╭─ Data shown
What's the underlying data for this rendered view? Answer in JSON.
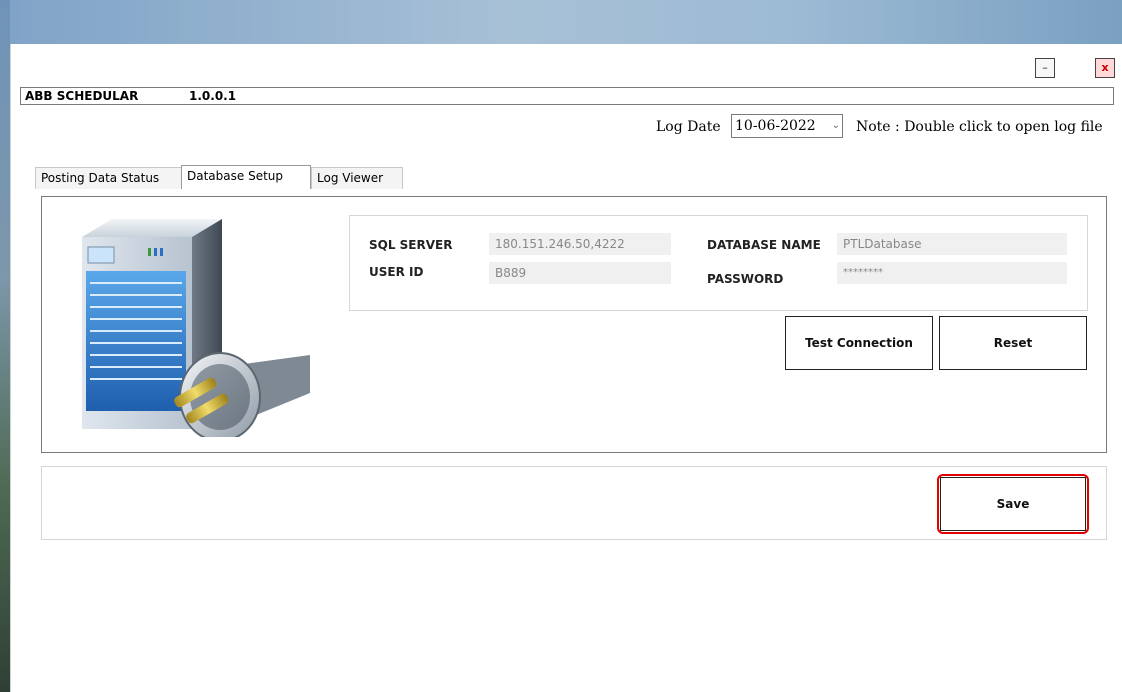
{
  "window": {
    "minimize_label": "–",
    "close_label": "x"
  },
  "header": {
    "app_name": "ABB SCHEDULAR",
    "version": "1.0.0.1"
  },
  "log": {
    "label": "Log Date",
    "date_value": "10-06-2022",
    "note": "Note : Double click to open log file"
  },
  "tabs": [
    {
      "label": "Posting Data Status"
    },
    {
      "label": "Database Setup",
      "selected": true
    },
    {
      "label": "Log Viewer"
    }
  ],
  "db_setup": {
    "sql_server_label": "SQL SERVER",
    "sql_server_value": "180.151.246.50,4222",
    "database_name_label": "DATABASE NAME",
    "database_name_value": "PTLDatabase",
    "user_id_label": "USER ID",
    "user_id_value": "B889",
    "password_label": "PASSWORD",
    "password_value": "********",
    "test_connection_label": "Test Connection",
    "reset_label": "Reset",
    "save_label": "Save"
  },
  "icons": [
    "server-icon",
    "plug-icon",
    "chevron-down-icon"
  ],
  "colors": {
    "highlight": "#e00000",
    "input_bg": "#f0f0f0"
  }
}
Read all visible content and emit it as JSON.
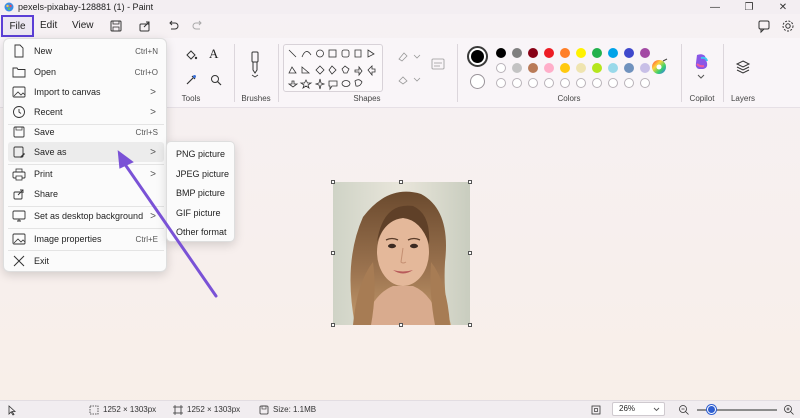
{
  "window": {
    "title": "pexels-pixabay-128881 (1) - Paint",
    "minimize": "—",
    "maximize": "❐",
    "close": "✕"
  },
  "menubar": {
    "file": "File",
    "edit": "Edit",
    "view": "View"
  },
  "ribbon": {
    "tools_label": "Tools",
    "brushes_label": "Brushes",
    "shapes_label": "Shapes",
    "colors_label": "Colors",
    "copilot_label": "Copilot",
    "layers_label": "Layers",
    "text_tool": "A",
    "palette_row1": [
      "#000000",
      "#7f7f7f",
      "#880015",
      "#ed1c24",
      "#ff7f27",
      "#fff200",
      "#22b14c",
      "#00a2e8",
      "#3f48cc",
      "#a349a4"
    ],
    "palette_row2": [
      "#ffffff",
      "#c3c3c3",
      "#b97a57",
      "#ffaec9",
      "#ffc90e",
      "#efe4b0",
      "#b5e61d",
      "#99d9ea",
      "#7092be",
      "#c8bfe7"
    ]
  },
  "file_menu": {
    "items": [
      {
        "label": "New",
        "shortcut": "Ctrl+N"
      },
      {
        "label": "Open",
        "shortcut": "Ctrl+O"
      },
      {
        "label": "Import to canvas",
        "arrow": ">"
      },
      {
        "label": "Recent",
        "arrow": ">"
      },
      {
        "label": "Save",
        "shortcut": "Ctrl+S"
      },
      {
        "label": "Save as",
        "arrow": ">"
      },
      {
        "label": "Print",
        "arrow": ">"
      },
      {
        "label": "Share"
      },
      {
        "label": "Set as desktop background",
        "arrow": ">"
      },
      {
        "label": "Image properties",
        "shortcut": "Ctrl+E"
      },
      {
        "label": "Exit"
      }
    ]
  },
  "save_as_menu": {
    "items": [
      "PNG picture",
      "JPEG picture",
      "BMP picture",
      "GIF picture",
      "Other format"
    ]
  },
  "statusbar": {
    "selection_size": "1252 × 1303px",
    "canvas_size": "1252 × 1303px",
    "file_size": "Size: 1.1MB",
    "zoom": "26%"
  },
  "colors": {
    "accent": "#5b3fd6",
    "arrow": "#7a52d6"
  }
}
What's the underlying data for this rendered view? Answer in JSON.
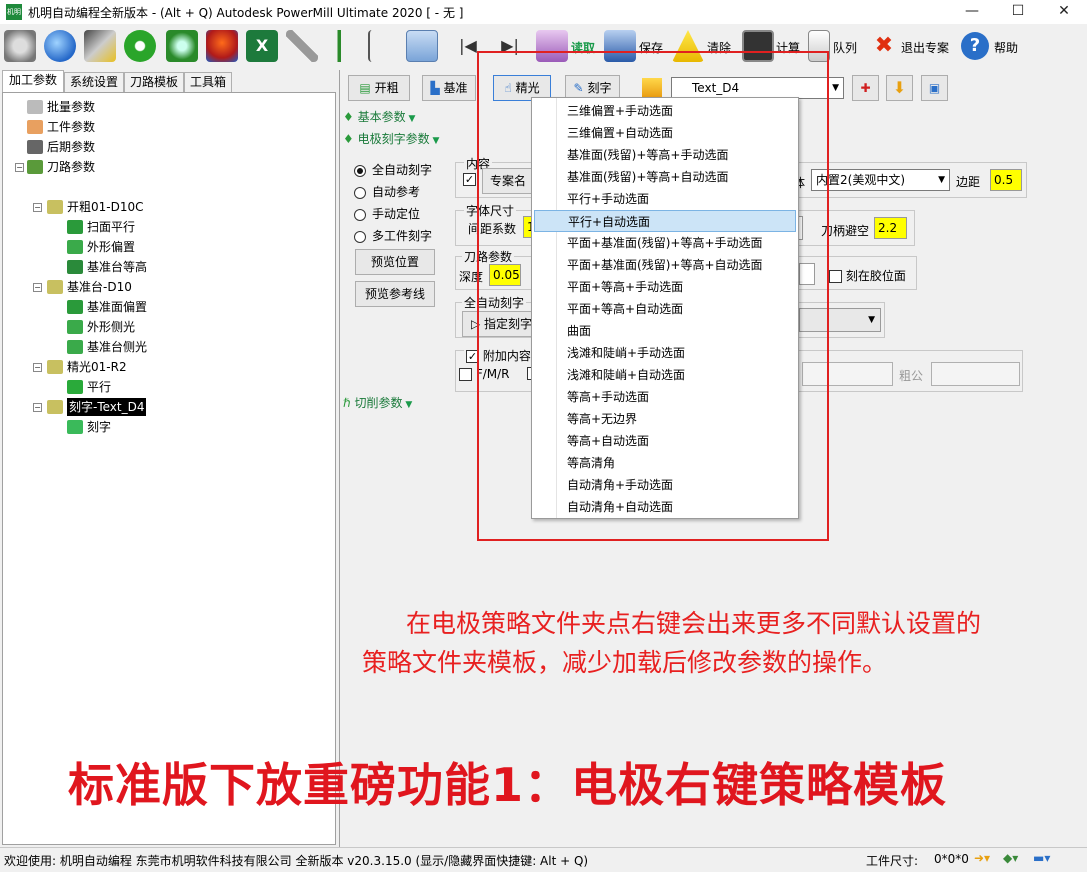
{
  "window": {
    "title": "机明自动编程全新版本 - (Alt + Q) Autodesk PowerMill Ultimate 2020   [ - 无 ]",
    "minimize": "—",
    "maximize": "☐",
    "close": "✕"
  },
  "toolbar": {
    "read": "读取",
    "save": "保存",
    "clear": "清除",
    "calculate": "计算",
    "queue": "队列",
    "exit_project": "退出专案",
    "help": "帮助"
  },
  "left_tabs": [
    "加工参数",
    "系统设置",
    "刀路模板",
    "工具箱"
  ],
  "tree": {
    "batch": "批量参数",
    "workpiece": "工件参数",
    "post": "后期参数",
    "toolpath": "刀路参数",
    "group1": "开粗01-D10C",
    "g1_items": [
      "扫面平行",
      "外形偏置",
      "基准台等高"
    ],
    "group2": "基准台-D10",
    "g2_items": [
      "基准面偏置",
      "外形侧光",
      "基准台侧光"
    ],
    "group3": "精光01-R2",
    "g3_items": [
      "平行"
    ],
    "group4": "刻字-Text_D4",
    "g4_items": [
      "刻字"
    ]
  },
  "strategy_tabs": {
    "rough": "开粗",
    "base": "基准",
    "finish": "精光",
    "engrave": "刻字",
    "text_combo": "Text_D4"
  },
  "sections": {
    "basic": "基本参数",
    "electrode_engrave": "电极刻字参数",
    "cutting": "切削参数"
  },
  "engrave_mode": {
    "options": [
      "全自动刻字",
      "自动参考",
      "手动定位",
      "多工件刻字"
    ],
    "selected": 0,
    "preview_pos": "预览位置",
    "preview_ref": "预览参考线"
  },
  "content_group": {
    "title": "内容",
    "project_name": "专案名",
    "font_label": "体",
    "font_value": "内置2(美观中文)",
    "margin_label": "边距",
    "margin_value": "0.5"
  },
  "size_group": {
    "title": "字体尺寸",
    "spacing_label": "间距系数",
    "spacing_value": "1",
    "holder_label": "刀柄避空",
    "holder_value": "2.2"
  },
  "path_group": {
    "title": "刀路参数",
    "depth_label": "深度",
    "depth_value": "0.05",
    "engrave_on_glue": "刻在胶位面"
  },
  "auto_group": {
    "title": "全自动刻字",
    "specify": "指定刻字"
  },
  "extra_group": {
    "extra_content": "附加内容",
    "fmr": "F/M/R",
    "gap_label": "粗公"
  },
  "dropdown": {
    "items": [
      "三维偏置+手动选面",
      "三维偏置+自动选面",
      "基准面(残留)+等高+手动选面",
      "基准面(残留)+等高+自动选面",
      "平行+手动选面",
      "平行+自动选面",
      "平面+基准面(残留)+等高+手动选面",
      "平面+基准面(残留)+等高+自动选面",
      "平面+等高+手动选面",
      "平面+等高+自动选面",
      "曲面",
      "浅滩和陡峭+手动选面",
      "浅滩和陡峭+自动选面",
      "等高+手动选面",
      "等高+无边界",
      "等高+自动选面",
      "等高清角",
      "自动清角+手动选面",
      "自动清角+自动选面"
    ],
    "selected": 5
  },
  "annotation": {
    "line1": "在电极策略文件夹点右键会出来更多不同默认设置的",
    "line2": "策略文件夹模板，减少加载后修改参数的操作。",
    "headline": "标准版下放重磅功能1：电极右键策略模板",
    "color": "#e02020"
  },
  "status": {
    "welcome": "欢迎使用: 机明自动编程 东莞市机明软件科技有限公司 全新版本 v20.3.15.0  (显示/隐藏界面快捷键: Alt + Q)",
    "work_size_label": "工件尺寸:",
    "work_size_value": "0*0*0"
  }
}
╰─
### Requirements
Give an exact reproduction of every line, leaving out any picture.

### Result
What's the underlying data for this rendered view? Answer in JSON.
{
  "window": {
    "minimize_label": "–",
    "close_label": "x"
  },
  "header": {
    "app_name": "ABB SCHEDULAR",
    "version": "1.0.0.1"
  },
  "log": {
    "label": "Log Date",
    "date_value": "10-06-2022",
    "note": "Note : Double click to open log file"
  },
  "tabs": [
    {
      "label": "Posting Data Status"
    },
    {
      "label": "Database Setup",
      "selected": true
    },
    {
      "label": "Log Viewer"
    }
  ],
  "db_setup": {
    "sql_server_label": "SQL SERVER",
    "sql_server_value": "180.151.246.50,4222",
    "database_name_label": "DATABASE NAME",
    "database_name_value": "PTLDatabase",
    "user_id_label": "USER ID",
    "user_id_value": "B889",
    "password_label": "PASSWORD",
    "password_value": "********",
    "test_connection_label": "Test Connection",
    "reset_label": "Reset",
    "save_label": "Save"
  },
  "icons": [
    "server-icon",
    "plug-icon",
    "chevron-down-icon"
  ],
  "colors": {
    "highlight": "#e00000",
    "input_bg": "#f0f0f0"
  }
}
Read all visible content and emit it as JSON.
{
  "window": {
    "title": "pexels-pixabay-128881 (1) - Paint",
    "minimize": "—",
    "maximize": "❐",
    "close": "✕"
  },
  "menubar": {
    "file": "File",
    "edit": "Edit",
    "view": "View"
  },
  "ribbon": {
    "tools_label": "Tools",
    "brushes_label": "Brushes",
    "shapes_label": "Shapes",
    "colors_label": "Colors",
    "copilot_label": "Copilot",
    "layers_label": "Layers",
    "text_tool": "A",
    "palette_row1": [
      "#000000",
      "#7f7f7f",
      "#880015",
      "#ed1c24",
      "#ff7f27",
      "#fff200",
      "#22b14c",
      "#00a2e8",
      "#3f48cc",
      "#a349a4"
    ],
    "palette_row2": [
      "#ffffff",
      "#c3c3c3",
      "#b97a57",
      "#ffaec9",
      "#ffc90e",
      "#efe4b0",
      "#b5e61d",
      "#99d9ea",
      "#7092be",
      "#c8bfe7"
    ]
  },
  "file_menu": {
    "items": [
      {
        "label": "New",
        "shortcut": "Ctrl+N"
      },
      {
        "label": "Open",
        "shortcut": "Ctrl+O"
      },
      {
        "label": "Import to canvas",
        "arrow": ">"
      },
      {
        "label": "Recent",
        "arrow": ">"
      },
      {
        "label": "Save",
        "shortcut": "Ctrl+S"
      },
      {
        "label": "Save as",
        "arrow": ">"
      },
      {
        "label": "Print",
        "arrow": ">"
      },
      {
        "label": "Share"
      },
      {
        "label": "Set as desktop background",
        "arrow": ">"
      },
      {
        "label": "Image properties",
        "shortcut": "Ctrl+E"
      },
      {
        "label": "Exit"
      }
    ]
  },
  "save_as_menu": {
    "items": [
      "PNG picture",
      "JPEG picture",
      "BMP picture",
      "GIF picture",
      "Other format"
    ]
  },
  "statusbar": {
    "selection_size": "1252 × 1303px",
    "canvas_size": "1252 × 1303px",
    "file_size": "Size: 1.1MB",
    "zoom": "26%"
  },
  "colors": {
    "accent": "#5b3fd6",
    "arrow": "#7a52d6"
  }
}
What's the underlying data for this rendered view? Answer in JSON.
{
  "window": {
    "title": "机明自动编程全新版本 - (Alt + Q) Autodesk PowerMill Ultimate 2020   [ - 无 ]",
    "minimize": "—",
    "maximize": "☐",
    "close": "✕"
  },
  "toolbar": {
    "read": "读取",
    "save": "保存",
    "clear": "清除",
    "calculate": "计算",
    "queue": "队列",
    "exit_project": "退出专案",
    "help": "帮助"
  },
  "left_tabs": [
    "加工参数",
    "系统设置",
    "刀路模板",
    "工具箱"
  ],
  "tree": {
    "batch": "批量参数",
    "workpiece": "工件参数",
    "post": "后期参数",
    "toolpath": "刀路参数",
    "group1": "开粗01-D10C",
    "g1_items": [
      "扫面平行",
      "外形偏置",
      "基准台等高"
    ],
    "group2": "基准台-D10",
    "g2_items": [
      "基准面偏置",
      "外形侧光",
      "基准台侧光"
    ],
    "group3": "精光01-R2",
    "g3_items": [
      "平行"
    ],
    "group4": "刻字-Text_D4",
    "g4_items": [
      "刻字"
    ]
  },
  "strategy_tabs": {
    "rough": "开粗",
    "base": "基准",
    "finish": "精光",
    "engrave": "刻字",
    "text_combo": "Text_D4"
  },
  "sections": {
    "basic": "基本参数",
    "electrode_engrave": "电极刻字参数",
    "cutting": "切削参数"
  },
  "engrave_mode": {
    "options": [
      "全自动刻字",
      "自动参考",
      "手动定位",
      "多工件刻字"
    ],
    "selected": 0,
    "preview_pos": "预览位置",
    "preview_ref": "预览参考线"
  },
  "content_group": {
    "title": "内容",
    "project_name": "专案名",
    "font_label": "体",
    "font_value": "内置2(美观中文)",
    "margin_label": "边距",
    "margin_value": "0.5"
  },
  "size_group": {
    "title": "字体尺寸",
    "spacing_label": "间距系数",
    "spacing_value": "1",
    "holder_label": "刀柄避空",
    "holder_value": "2.2"
  },
  "path_group": {
    "title": "刀路参数",
    "depth_label": "深度",
    "depth_value": "0.05",
    "engrave_on_glue": "刻在胶位面"
  },
  "auto_group": {
    "title": "全自动刻字",
    "specify": "指定刻字"
  },
  "extra_group": {
    "extra_content": "附加内容",
    "fmr": "F/M/R",
    "gap_label": "粗公"
  },
  "dropdown": {
    "items": [
      "三维偏置+手动选面",
      "三维偏置+自动选面",
      "基准面(残留)+等高+手动选面",
      "基准面(残留)+等高+自动选面",
      "平行+手动选面",
      "平行+自动选面",
      "平面+基准面(残留)+等高+手动选面",
      "平面+基准面(残留)+等高+自动选面",
      "平面+等高+手动选面",
      "平面+等高+自动选面",
      "曲面",
      "浅滩和陡峭+手动选面",
      "浅滩和陡峭+自动选面",
      "等高+手动选面",
      "等高+无边界",
      "等高+自动选面",
      "等高清角",
      "自动清角+手动选面",
      "自动清角+自动选面"
    ],
    "selected": 5
  },
  "annotation": {
    "line1": "在电极策略文件夹点右键会出来更多不同默认设置的",
    "line2": "策略文件夹模板，减少加载后修改参数的操作。",
    "headline": "标准版下放重磅功能1：电极右键策略模板",
    "color": "#e02020"
  },
  "status": {
    "welcome": "欢迎使用: 机明自动编程 东莞市机明软件科技有限公司 全新版本 v20.3.15.0  (显示/隐藏界面快捷键: Alt + Q)",
    "work_size_label": "工件尺寸:",
    "work_size_value": "0*0*0"
  }
}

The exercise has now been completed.